TO DO - Reproduce all records exactly.

PROVIDED DATA -
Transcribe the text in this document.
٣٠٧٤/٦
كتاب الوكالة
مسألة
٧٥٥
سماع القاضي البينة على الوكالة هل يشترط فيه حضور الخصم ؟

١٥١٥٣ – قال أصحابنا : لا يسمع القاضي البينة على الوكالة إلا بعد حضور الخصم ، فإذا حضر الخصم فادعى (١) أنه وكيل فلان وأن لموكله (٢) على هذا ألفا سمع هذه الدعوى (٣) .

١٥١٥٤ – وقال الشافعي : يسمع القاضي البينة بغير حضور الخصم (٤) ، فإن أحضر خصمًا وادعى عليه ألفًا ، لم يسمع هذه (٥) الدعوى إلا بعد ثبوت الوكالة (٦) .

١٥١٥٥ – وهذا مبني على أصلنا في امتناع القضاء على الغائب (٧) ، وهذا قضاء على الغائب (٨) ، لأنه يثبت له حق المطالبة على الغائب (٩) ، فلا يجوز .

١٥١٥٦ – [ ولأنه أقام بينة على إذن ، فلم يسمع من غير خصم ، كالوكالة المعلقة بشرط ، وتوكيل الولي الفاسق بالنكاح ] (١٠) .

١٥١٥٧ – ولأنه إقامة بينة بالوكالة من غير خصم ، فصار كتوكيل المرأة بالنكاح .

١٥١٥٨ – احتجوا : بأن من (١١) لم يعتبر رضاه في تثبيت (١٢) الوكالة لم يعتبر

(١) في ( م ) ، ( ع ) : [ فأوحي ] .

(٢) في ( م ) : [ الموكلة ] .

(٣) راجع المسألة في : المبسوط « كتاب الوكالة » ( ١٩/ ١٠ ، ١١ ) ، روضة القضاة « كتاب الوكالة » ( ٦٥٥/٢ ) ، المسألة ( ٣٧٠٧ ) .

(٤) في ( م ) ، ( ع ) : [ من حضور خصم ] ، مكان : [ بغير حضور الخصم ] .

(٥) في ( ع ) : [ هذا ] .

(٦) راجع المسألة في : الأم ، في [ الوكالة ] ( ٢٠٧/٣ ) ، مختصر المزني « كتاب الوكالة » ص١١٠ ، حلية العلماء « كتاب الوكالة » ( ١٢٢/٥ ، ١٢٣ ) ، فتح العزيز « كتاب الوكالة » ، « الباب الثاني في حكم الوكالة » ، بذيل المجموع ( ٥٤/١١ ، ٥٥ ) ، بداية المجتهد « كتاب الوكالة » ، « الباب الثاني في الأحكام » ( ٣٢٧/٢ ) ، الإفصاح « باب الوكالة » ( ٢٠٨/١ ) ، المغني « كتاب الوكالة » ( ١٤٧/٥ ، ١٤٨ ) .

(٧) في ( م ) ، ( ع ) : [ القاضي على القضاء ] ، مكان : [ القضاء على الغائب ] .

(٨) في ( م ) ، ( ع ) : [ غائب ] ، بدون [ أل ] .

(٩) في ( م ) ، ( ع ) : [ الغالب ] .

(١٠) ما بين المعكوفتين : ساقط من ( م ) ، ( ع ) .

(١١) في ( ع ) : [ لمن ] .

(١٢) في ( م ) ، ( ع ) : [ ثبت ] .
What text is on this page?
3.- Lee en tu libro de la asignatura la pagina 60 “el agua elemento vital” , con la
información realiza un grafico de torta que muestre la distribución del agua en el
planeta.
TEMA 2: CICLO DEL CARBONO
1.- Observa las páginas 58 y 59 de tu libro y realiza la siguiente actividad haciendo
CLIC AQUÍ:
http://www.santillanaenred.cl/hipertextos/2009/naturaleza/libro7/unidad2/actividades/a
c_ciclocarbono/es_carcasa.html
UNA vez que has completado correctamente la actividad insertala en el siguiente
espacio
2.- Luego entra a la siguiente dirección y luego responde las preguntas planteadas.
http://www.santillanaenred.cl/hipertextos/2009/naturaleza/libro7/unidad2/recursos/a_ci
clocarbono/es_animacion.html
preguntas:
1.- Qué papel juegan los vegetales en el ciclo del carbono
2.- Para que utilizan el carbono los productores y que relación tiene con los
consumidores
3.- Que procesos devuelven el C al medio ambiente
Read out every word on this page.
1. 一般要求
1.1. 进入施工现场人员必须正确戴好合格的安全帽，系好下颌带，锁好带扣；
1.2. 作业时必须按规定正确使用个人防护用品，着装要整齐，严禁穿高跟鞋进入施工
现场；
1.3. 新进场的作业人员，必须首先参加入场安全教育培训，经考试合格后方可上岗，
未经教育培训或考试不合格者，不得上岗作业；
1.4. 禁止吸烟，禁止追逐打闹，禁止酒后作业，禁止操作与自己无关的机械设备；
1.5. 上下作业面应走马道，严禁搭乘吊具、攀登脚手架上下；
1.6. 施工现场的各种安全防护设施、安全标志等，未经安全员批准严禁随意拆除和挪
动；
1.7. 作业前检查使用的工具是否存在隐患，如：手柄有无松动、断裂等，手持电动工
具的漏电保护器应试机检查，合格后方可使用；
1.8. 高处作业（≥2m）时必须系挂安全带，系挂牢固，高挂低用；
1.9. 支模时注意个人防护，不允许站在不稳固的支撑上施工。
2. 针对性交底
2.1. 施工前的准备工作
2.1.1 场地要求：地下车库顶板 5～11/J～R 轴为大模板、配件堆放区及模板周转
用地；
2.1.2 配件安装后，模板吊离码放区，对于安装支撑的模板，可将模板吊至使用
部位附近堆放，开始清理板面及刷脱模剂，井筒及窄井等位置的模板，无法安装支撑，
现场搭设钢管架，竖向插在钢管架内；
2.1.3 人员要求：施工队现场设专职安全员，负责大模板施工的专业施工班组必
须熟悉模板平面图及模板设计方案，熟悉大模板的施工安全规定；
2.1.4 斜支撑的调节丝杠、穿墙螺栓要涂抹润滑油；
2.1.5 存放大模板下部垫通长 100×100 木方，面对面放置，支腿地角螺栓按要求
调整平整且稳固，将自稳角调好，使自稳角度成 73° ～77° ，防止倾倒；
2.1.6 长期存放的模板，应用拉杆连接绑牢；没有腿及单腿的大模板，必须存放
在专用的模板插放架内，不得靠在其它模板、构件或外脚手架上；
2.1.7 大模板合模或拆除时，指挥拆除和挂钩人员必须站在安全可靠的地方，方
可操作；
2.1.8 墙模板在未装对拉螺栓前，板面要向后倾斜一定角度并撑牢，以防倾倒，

EXERCISE ANSWER -
Transcribe the text in this document.
٣٠٧٤/٦
كتاب الوكالة
مسألة
٧٥٥
سماع القاضي البينة على الوكالة هل يشترط فيه حضور الخصم ؟

١٥١٥٣ – قال أصحابنا : لا يسمع القاضي البينة على الوكالة إلا بعد حضور الخصم ، فإذا حضر الخصم فادعى (١) أنه وكيل فلان وأن لموكله (٢) على هذا ألفا سمع هذه الدعوى (٣) .

١٥١٥٤ – وقال الشافعي : يسمع القاضي البينة بغير حضور الخصم (٤) ، فإن أحضر خصمًا وادعى عليه ألفًا ، لم يسمع هذه (٥) الدعوى إلا بعد ثبوت الوكالة (٦) .

١٥١٥٥ – وهذا مبني على أصلنا في امتناع القضاء على الغائب (٧) ، وهذا قضاء على الغائب (٨) ، لأنه يثبت له حق المطالبة على الغائب (٩) ، فلا يجوز .

١٥١٥٦ – [ ولأنه أقام بينة على إذن ، فلم يسمع من غير خصم ، كالوكالة المعلقة بشرط ، وتوكيل الولي الفاسق بالنكاح ] (١٠) .

١٥١٥٧ – ولأنه إقامة بينة بالوكالة من غير خصم ، فصار كتوكيل المرأة بالنكاح .

١٥١٥٨ – احتجوا : بأن من (١١) لم يعتبر رضاه في تثبيت (١٢) الوكالة لم يعتبر

(١) في ( م ) ، ( ع ) : [ فأوحي ] .

(٢) في ( م ) : [ الموكلة ] .

(٣) راجع المسألة في : المبسوط « كتاب الوكالة » ( ١٩/ ١٠ ، ١١ ) ، روضة القضاة « كتاب الوكالة » ( ٦٥٥/٢ ) ، المسألة ( ٣٧٠٧ ) .

(٤) في ( م ) ، ( ع ) : [ من حضور خصم ] ، مكان : [ بغير حضور الخصم ] .

(٥) في ( ع ) : [ هذا ] .

(٦) راجع المسألة في : الأم ، في [ الوكالة ] ( ٢٠٧/٣ ) ، مختصر المزني « كتاب الوكالة » ص١١٠ ، حلية العلماء « كتاب الوكالة » ( ١٢٢/٥ ، ١٢٣ ) ، فتح العزيز « كتاب الوكالة » ، « الباب الثاني في حكم الوكالة » ، بذيل المجموع ( ٥٤/١١ ، ٥٥ ) ، بداية المجتهد « كتاب الوكالة » ، « الباب الثاني في الأحكام » ( ٣٢٧/٢ ) ، الإفصاح « باب الوكالة » ( ٢٠٨/١ ) ، المغني « كتاب الوكالة » ( ١٤٧/٥ ، ١٤٨ ) .

(٧) في ( م ) ، ( ع ) : [ القاضي على القضاء ] ، مكان : [ القضاء على الغائب ] .

(٨) في ( م ) ، ( ع ) : [ غائب ] ، بدون [ أل ] .

(٩) في ( م ) ، ( ع ) : [ الغالب ] .

(١٠) ما بين المعكوفتين : ساقط من ( م ) ، ( ع ) .

(١١) في ( ع ) : [ لمن ] .

(١٢) في ( م ) ، ( ع ) : [ ثبت ] .
What text is on this page?
3.- Lee en tu libro de la asignatura la pagina 60 “el agua elemento vital” , con la
información realiza un grafico de torta que muestre la distribución del agua en el
planeta.
TEMA 2: CICLO DEL CARBONO
1.- Observa las páginas 58 y 59 de tu libro y realiza la siguiente actividad haciendo
CLIC AQUÍ:
http://www.santillanaenred.cl/hipertextos/2009/naturaleza/libro7/unidad2/actividades/a
c_ciclocarbono/es_carcasa.html
UNA vez que has completado correctamente la actividad insertala en el siguiente
espacio
2.- Luego entra a la siguiente dirección y luego responde las preguntas planteadas.
http://www.santillanaenred.cl/hipertextos/2009/naturaleza/libro7/unidad2/recursos/a_ci
clocarbono/es_animacion.html
preguntas:
1.- Qué papel juegan los vegetales en el ciclo del carbono
2.- Para que utilizan el carbono los productores y que relación tiene con los
consumidores
3.- Que procesos devuelven el C al medio ambiente
Read out every word on this page.
1. 一般要求
1.1. 进入施工现场人员必须正确戴好合格的安全帽，系好下颌带，锁好带扣；
1.2. 作业时必须按规定正确使用个人防护用品，着装要整齐，严禁穿高跟鞋进入施工
现场；
1.3. 新进场的作业人员，必须首先参加入场安全教育培训，经考试合格后方可上岗，
未经教育培训或考试不合格者，不得上岗作业；
1.4. 禁止吸烟，禁止追逐打闹，禁止酒后作业，禁止操作与自己无关的机械设备；
1.5. 上下作业面应走马道，严禁搭乘吊具、攀登脚手架上下；
1.6. 施工现场的各种安全防护设施、安全标志等，未经安全员批准严禁随意拆除和挪
动；
1.7. 作业前检查使用的工具是否存在隐患，如：手柄有无松动、断裂等，手持电动工
具的漏电保护器应试机检查，合格后方可使用；
1.8. 高处作业（≥2m）时必须系挂安全带，系挂牢固，高挂低用；
1.9. 支模时注意个人防护，不允许站在不稳固的支撑上施工。
2. 针对性交底
2.1. 施工前的准备工作
2.1.1 场地要求：地下车库顶板 5～11/J～R 轴为大模板、配件堆放区及模板周转
用地；
2.1.2 配件安装后，模板吊离码放区，对于安装支撑的模板，可将模板吊至使用
部位附近堆放，开始清理板面及刷脱模剂，井筒及窄井等位置的模板，无法安装支撑，
现场搭设钢管架，竖向插在钢管架内；
2.1.3 人员要求：施工队现场设专职安全员，负责大模板施工的专业施工班组必
须熟悉模板平面图及模板设计方案，熟悉大模板的施工安全规定；
2.1.4 斜支撑的调节丝杠、穿墙螺栓要涂抹润滑油；
2.1.5 存放大模板下部垫通长 100×100 木方，面对面放置，支腿地角螺栓按要求
调整平整且稳固，将自稳角调好，使自稳角度成 73° ～77° ，防止倾倒；
2.1.6 长期存放的模板，应用拉杆连接绑牢；没有腿及单腿的大模板，必须存放
在专用的模板插放架内，不得靠在其它模板、构件或外脚手架上；
2.1.7 大模板合模或拆除时，指挥拆除和挂钩人员必须站在安全可靠的地方，方
可操作；
2.1.8 墙模板在未装对拉螺栓前，板面要向后倾斜一定角度并撑牢，以防倾倒，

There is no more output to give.